- **CHALLENGE**: Reproduce the listing below without changes, except that pictures are left out.

►

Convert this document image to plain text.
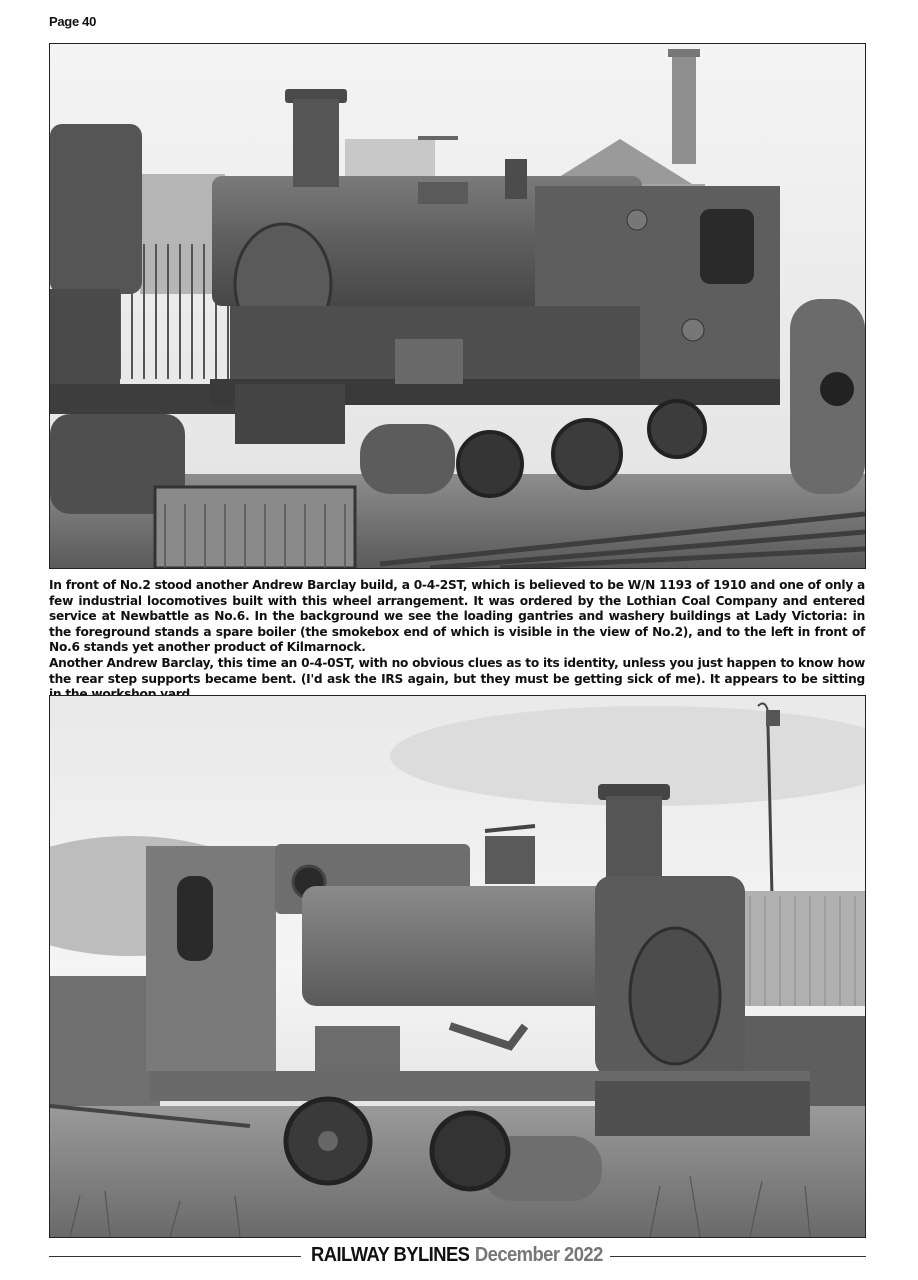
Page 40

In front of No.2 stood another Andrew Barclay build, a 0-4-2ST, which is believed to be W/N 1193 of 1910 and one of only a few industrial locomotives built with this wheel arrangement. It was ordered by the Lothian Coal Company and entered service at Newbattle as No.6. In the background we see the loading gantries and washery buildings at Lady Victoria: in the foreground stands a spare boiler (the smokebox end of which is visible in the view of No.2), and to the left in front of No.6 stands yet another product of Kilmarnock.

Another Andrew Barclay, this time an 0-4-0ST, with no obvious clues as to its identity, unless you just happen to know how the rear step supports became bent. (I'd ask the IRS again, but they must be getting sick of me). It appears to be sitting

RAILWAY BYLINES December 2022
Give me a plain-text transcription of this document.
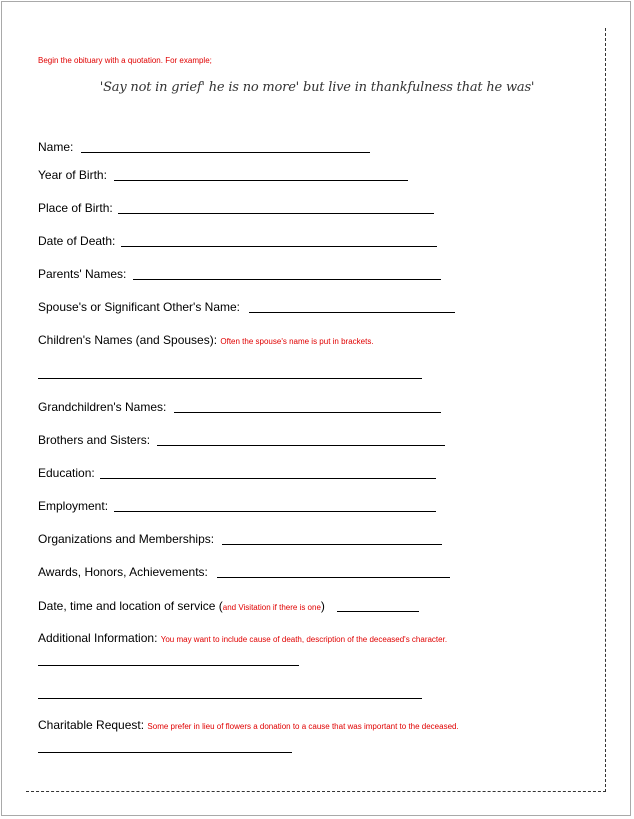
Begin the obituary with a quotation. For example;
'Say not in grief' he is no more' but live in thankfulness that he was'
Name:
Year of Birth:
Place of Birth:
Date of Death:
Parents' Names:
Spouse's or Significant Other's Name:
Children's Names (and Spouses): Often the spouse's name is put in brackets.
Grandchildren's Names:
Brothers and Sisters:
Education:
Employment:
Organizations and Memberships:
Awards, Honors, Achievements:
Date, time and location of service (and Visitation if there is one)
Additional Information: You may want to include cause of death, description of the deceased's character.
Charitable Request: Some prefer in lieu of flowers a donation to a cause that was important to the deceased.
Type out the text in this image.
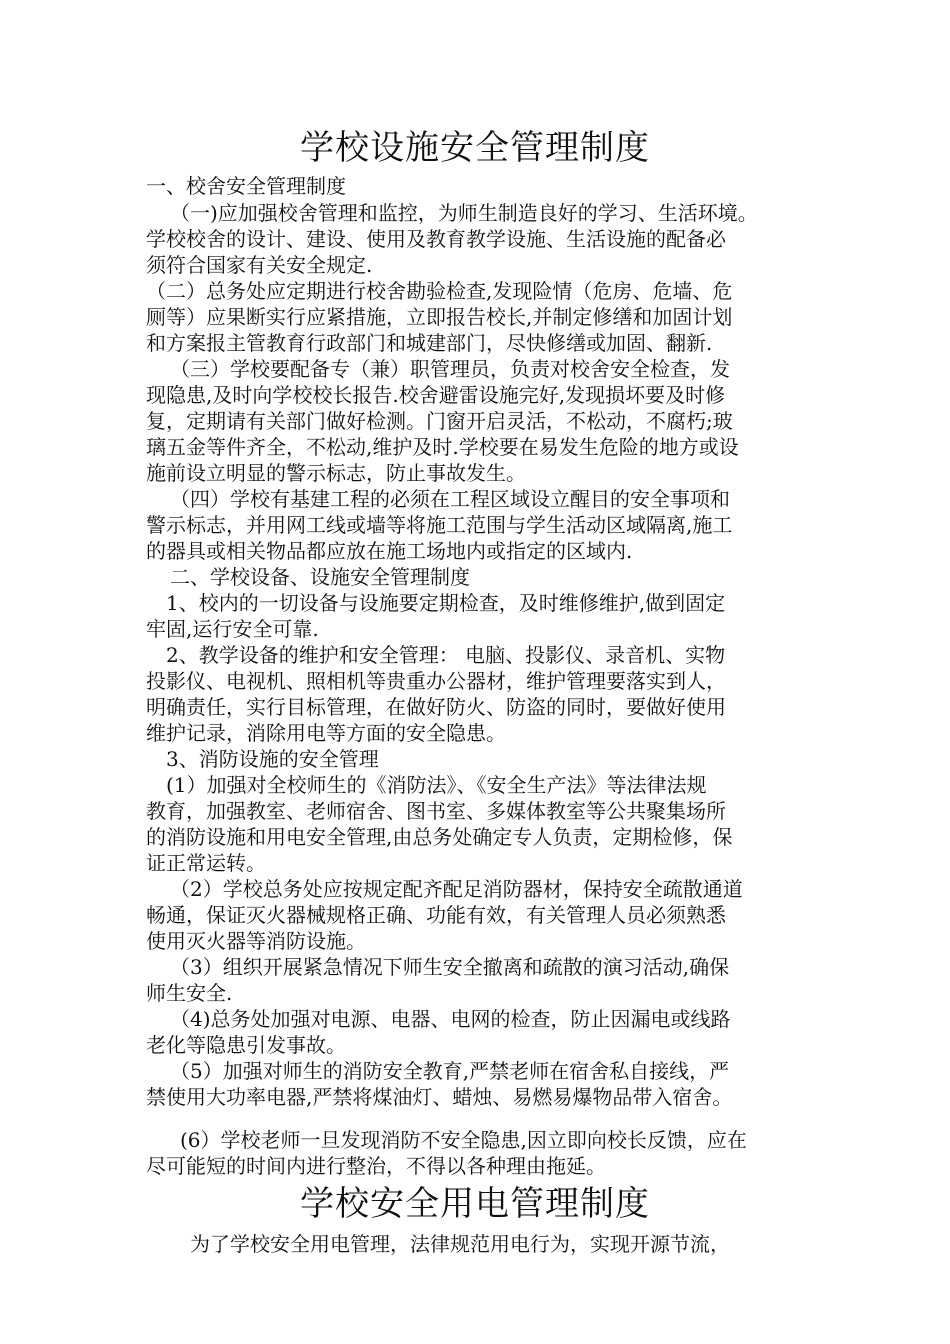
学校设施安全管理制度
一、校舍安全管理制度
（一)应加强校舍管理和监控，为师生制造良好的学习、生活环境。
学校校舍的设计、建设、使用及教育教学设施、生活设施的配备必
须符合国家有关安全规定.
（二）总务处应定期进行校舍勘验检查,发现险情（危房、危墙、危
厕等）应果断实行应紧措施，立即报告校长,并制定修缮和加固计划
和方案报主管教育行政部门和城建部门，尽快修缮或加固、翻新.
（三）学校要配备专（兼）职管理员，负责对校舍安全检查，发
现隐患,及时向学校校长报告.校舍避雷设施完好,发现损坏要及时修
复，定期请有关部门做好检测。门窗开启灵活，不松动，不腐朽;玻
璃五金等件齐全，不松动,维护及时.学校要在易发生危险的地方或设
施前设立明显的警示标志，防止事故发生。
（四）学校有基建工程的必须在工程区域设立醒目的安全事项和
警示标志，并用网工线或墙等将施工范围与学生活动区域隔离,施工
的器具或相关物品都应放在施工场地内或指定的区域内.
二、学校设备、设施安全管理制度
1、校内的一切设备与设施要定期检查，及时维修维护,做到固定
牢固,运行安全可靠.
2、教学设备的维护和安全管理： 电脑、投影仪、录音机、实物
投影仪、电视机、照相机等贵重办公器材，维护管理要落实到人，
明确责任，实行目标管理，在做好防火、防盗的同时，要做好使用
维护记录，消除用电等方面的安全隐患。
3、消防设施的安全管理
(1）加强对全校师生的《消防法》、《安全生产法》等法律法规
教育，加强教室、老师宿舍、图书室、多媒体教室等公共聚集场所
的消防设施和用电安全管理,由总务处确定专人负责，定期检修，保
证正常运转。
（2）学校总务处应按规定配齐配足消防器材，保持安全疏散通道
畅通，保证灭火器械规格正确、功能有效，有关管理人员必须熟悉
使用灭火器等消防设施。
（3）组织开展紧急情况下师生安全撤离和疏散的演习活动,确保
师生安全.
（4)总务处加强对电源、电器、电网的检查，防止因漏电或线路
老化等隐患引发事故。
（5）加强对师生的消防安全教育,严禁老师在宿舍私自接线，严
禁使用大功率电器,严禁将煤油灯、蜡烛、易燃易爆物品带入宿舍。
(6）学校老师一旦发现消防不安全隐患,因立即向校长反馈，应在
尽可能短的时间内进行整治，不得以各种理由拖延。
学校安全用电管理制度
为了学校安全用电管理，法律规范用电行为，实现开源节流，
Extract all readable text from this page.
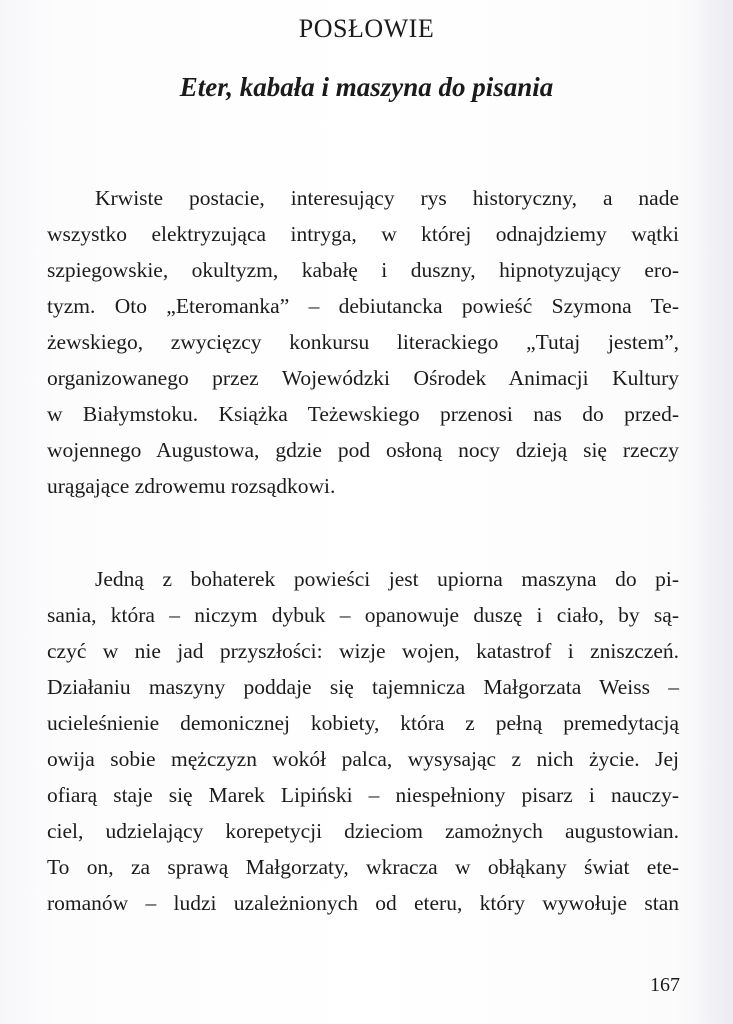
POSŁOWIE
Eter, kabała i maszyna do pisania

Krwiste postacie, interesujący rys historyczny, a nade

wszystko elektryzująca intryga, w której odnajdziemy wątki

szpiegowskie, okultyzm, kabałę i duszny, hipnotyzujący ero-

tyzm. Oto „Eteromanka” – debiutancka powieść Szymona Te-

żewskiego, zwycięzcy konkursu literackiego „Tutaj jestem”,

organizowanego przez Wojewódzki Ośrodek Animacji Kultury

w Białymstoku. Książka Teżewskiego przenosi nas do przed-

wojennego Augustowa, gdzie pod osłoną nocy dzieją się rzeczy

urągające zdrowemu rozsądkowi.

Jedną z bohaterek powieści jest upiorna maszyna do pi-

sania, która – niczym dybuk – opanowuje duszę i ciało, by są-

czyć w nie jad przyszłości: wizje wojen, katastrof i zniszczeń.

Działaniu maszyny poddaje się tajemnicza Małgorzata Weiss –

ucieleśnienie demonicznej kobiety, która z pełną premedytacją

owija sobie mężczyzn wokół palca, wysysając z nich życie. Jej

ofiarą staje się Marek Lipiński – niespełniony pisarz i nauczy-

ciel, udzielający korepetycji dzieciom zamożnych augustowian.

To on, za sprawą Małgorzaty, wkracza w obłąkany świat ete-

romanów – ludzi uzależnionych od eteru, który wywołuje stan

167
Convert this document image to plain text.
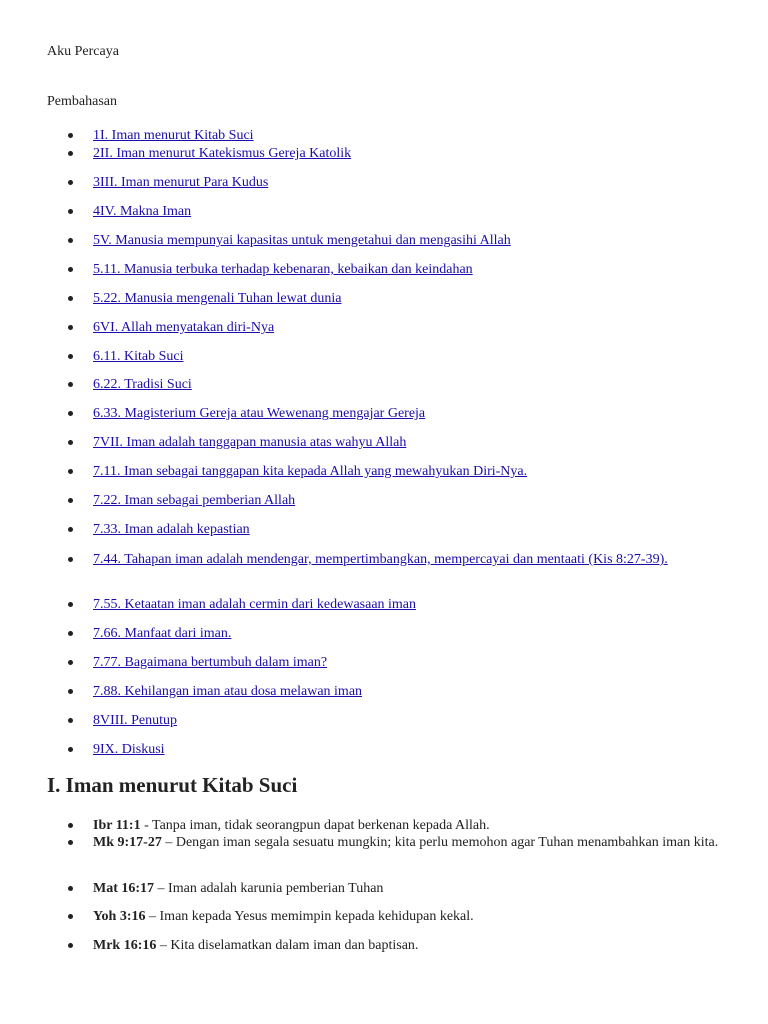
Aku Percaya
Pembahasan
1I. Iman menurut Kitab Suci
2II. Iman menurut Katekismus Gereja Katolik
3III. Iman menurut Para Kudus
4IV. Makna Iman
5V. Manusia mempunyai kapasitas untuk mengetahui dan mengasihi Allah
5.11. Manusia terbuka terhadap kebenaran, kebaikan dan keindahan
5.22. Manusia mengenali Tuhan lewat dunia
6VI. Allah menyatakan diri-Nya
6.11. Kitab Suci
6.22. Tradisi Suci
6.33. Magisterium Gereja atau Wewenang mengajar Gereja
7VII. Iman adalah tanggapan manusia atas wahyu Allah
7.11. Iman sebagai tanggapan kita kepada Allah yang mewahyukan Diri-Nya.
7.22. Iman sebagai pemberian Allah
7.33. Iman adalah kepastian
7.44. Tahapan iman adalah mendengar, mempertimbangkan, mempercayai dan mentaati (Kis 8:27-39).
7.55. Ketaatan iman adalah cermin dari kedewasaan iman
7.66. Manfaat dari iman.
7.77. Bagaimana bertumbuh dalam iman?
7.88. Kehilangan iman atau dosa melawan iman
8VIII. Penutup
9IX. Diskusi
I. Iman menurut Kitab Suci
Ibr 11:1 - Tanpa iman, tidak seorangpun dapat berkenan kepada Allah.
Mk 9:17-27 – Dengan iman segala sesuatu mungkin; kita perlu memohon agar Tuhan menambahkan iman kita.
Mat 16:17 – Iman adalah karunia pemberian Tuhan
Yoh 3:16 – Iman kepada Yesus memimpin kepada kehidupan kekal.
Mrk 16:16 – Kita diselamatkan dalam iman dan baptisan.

◄

- **RESULT OF THIS TASK**:
Convert this document image to plain text.
Page 40

In front of No.2 stood another Andrew Barclay build, a 0-4-2ST, which is believed to be W/N 1193 of 1910 and one of only a few industrial locomotives built with this wheel arrangement. It was ordered by the Lothian Coal Company and entered service at Newbattle as No.6. In the background we see the loading gantries and washery buildings at Lady Victoria: in the foreground stands a spare boiler (the smokebox end of which is visible in the view of No.2), and to the left in front of No.6 stands yet another product of Kilmarnock.

Another Andrew Barclay, this time an 0-4-0ST, with no obvious clues as to its identity, unless you just happen to know how the rear step supports became bent. (I'd ask the IRS again, but they must be getting sick of me). It appears to be sitting

RAILWAY BYLINES December 2022
Give me a plain-text transcription of this document.
Begin the obituary with a quotation. For example;
'Say not in grief' he is no more' but live in thankfulness that he was'
Name:
Year of Birth:
Place of Birth:
Date of Death:
Parents' Names:
Spouse's or Significant Other's Name:
Children's Names (and Spouses): Often the spouse's name is put in brackets.
Grandchildren's Names:
Brothers and Sisters:
Education:
Employment:
Organizations and Memberships:
Awards, Honors, Achievements:
Date, time and location of service (and Visitation if there is one)
Additional Information: You may want to include cause of death, description of the deceased's character.
Charitable Request: Some prefer in lieu of flowers a donation to a cause that was important to the deceased.
Type out the text in this image.
学校设施安全管理制度
一、校舍安全管理制度
（一)应加强校舍管理和监控，为师生制造良好的学习、生活环境。
学校校舍的设计、建设、使用及教育教学设施、生活设施的配备必
须符合国家有关安全规定.
（二）总务处应定期进行校舍勘验检查,发现险情（危房、危墙、危
厕等）应果断实行应紧措施，立即报告校长,并制定修缮和加固计划
和方案报主管教育行政部门和城建部门，尽快修缮或加固、翻新.
（三）学校要配备专（兼）职管理员，负责对校舍安全检查，发
现隐患,及时向学校校长报告.校舍避雷设施完好,发现损坏要及时修
复，定期请有关部门做好检测。门窗开启灵活，不松动，不腐朽;玻
璃五金等件齐全，不松动,维护及时.学校要在易发生危险的地方或设
施前设立明显的警示标志，防止事故发生。
（四）学校有基建工程的必须在工程区域设立醒目的安全事项和
警示标志，并用网工线或墙等将施工范围与学生活动区域隔离,施工
的器具或相关物品都应放在施工场地内或指定的区域内.
二、学校设备、设施安全管理制度
1、校内的一切设备与设施要定期检查，及时维修维护,做到固定
牢固,运行安全可靠.
2、教学设备的维护和安全管理： 电脑、投影仪、录音机、实物
投影仪、电视机、照相机等贵重办公器材，维护管理要落实到人，
明确责任，实行目标管理，在做好防火、防盗的同时，要做好使用
维护记录，消除用电等方面的安全隐患。
3、消防设施的安全管理
(1）加强对全校师生的《消防法》、《安全生产法》等法律法规
教育，加强教室、老师宿舍、图书室、多媒体教室等公共聚集场所
的消防设施和用电安全管理,由总务处确定专人负责，定期检修，保
证正常运转。
（2）学校总务处应按规定配齐配足消防器材，保持安全疏散通道
畅通，保证灭火器械规格正确、功能有效，有关管理人员必须熟悉
使用灭火器等消防设施。
（3）组织开展紧急情况下师生安全撤离和疏散的演习活动,确保
师生安全.
（4)总务处加强对电源、电器、电网的检查，防止因漏电或线路
老化等隐患引发事故。
（5）加强对师生的消防安全教育,严禁老师在宿舍私自接线，严
禁使用大功率电器,严禁将煤油灯、蜡烛、易燃易爆物品带入宿舍。
(6）学校老师一旦发现消防不安全隐患,因立即向校长反馈，应在
尽可能短的时间内进行整治，不得以各种理由拖延。
学校安全用电管理制度
为了学校安全用电管理，法律规范用电行为，实现开源节流，
Extract all readable text from this page.
POSŁOWIE
Eter, kabała i maszyna do pisania

Krwiste postacie, interesujący rys historyczny, a nade

wszystko elektryzująca intryga, w której odnajdziemy wątki

szpiegowskie, okultyzm, kabałę i duszny, hipnotyzujący ero-

tyzm. Oto „Eteromanka” – debiutancka powieść Szymona Te-

żewskiego, zwycięzcy konkursu literackiego „Tutaj jestem”,

organizowanego przez Wojewódzki Ośrodek Animacji Kultury

w Białymstoku. Książka Teżewskiego przenosi nas do przed-

wojennego Augustowa, gdzie pod osłoną nocy dzieją się rzeczy

urągające zdrowemu rozsądkowi.

Jedną z bohaterek powieści jest upiorna maszyna do pi-

sania, która – niczym dybuk – opanowuje duszę i ciało, by są-

czyć w nie jad przyszłości: wizje wojen, katastrof i zniszczeń.

Działaniu maszyny poddaje się tajemnicza Małgorzata Weiss –

ucieleśnienie demonicznej kobiety, która z pełną premedytacją

owija sobie mężczyzn wokół palca, wysysając z nich życie. Jej

ofiarą staje się Marek Lipiński – niespełniony pisarz i nauczy-

ciel, udzielający korepetycji dzieciom zamożnych augustowian.

To on, za sprawą Małgorzaty, wkracza w obłąkany świat ete-

romanów – ludzi uzależnionych od eteru, który wywołuje stan

167
Convert this document image to plain text.
Aku Percaya
Pembahasan
1I. Iman menurut Kitab Suci
2II. Iman menurut Katekismus Gereja Katolik
3III. Iman menurut Para Kudus
4IV. Makna Iman
5V. Manusia mempunyai kapasitas untuk mengetahui dan mengasihi Allah
5.11. Manusia terbuka terhadap kebenaran, kebaikan dan keindahan
5.22. Manusia mengenali Tuhan lewat dunia
6VI. Allah menyatakan diri-Nya
6.11. Kitab Suci
6.22. Tradisi Suci
6.33. Magisterium Gereja atau Wewenang mengajar Gereja
7VII. Iman adalah tanggapan manusia atas wahyu Allah
7.11. Iman sebagai tanggapan kita kepada Allah yang mewahyukan Diri-Nya.
7.22. Iman sebagai pemberian Allah
7.33. Iman adalah kepastian
7.44. Tahapan iman adalah mendengar, mempertimbangkan, mempercayai dan mentaati (Kis 8:27-39).
7.55. Ketaatan iman adalah cermin dari kedewasaan iman
7.66. Manfaat dari iman.
7.77. Bagaimana bertumbuh dalam iman?
7.88. Kehilangan iman atau dosa melawan iman
8VIII. Penutup
9IX. Diskusi
I. Iman menurut Kitab Suci
Ibr 11:1 - Tanpa iman, tidak seorangpun dapat berkenan kepada Allah.
Mk 9:17-27 – Dengan iman segala sesuatu mungkin; kita perlu memohon agar Tuhan menambahkan iman kita.
Mat 16:17 – Iman adalah karunia pemberian Tuhan
Yoh 3:16 – Iman kepada Yesus memimpin kepada kehidupan kekal.
Mrk 16:16 – Kita diselamatkan dalam iman dan baptisan.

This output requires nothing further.